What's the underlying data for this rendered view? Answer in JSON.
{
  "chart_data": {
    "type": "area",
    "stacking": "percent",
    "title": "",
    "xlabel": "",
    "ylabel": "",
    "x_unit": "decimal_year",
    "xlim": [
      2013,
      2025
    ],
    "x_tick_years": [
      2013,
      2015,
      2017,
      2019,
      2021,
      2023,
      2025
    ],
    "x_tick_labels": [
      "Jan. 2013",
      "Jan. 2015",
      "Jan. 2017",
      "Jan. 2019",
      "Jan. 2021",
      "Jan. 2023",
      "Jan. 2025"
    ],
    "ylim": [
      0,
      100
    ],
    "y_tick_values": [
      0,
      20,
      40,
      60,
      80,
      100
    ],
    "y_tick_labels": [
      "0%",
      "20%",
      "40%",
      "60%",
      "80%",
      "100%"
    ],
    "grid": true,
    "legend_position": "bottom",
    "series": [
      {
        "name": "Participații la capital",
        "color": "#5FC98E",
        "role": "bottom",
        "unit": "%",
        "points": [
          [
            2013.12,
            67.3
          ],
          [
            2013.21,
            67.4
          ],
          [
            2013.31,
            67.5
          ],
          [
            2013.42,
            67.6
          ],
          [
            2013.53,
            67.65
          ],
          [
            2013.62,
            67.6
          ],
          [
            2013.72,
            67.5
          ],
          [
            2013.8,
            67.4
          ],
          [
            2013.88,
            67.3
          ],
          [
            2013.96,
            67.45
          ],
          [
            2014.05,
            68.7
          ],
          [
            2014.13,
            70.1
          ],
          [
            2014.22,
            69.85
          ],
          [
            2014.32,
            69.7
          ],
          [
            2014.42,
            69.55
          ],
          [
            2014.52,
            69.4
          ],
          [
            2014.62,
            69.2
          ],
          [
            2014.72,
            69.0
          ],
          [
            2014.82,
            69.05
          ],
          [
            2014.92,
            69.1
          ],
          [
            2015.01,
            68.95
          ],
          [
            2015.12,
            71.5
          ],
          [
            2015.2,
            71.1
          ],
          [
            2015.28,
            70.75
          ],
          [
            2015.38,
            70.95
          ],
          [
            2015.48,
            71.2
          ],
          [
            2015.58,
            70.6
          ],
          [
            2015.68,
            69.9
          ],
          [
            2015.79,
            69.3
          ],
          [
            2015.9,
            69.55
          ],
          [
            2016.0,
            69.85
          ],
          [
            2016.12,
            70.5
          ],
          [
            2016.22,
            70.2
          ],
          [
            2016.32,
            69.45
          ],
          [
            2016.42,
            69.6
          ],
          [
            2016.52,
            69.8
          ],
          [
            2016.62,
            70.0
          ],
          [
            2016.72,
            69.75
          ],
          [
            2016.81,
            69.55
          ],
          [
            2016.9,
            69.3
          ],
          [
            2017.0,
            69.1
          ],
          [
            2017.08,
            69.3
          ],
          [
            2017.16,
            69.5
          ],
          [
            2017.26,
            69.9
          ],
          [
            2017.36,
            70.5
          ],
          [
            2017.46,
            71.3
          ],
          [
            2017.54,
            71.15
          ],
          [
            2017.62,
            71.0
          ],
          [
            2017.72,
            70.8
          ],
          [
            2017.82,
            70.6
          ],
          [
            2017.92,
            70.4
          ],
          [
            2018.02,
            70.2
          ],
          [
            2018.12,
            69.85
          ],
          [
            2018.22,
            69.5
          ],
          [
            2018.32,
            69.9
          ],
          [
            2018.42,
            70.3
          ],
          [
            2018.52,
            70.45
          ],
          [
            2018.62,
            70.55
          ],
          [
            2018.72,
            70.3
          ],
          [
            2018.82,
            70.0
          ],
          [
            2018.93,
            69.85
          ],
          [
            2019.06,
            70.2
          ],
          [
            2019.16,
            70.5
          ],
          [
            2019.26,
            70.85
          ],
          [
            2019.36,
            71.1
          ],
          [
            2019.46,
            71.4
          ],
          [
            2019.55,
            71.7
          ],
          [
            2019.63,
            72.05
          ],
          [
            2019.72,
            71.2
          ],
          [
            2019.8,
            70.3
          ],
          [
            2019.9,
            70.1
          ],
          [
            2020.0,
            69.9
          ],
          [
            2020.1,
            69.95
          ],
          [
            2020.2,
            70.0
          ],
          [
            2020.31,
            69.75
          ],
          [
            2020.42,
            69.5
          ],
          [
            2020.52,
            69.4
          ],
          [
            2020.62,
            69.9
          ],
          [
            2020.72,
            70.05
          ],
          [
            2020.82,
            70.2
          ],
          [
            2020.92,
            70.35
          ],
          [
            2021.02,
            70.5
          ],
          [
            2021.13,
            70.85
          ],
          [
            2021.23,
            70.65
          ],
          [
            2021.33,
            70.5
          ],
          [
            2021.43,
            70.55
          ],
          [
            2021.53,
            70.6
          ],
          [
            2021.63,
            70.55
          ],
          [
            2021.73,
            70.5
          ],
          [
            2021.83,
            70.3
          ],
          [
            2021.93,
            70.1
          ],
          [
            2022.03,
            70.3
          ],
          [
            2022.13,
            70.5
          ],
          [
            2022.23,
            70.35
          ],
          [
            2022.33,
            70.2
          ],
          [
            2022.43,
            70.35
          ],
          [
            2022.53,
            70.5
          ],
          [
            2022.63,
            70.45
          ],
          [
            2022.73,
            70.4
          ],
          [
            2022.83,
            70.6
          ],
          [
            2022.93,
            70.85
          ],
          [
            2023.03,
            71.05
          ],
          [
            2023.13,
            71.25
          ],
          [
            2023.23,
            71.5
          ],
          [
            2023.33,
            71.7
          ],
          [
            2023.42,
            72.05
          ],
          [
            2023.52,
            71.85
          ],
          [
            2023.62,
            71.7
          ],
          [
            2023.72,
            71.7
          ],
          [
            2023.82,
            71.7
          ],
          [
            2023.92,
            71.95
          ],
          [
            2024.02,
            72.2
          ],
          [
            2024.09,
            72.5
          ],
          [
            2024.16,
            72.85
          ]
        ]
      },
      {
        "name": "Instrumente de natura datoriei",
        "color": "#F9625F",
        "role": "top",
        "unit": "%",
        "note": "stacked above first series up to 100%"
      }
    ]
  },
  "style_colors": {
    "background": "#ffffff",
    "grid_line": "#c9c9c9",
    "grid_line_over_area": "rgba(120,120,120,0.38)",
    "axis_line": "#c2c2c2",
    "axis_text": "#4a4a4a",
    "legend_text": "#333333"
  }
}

Task prompt | Where a line in the material contains "name", copy that line.

Solution for this problem |
        "name": "Participații la capital",
        "name": "Instrumente de natura datoriei",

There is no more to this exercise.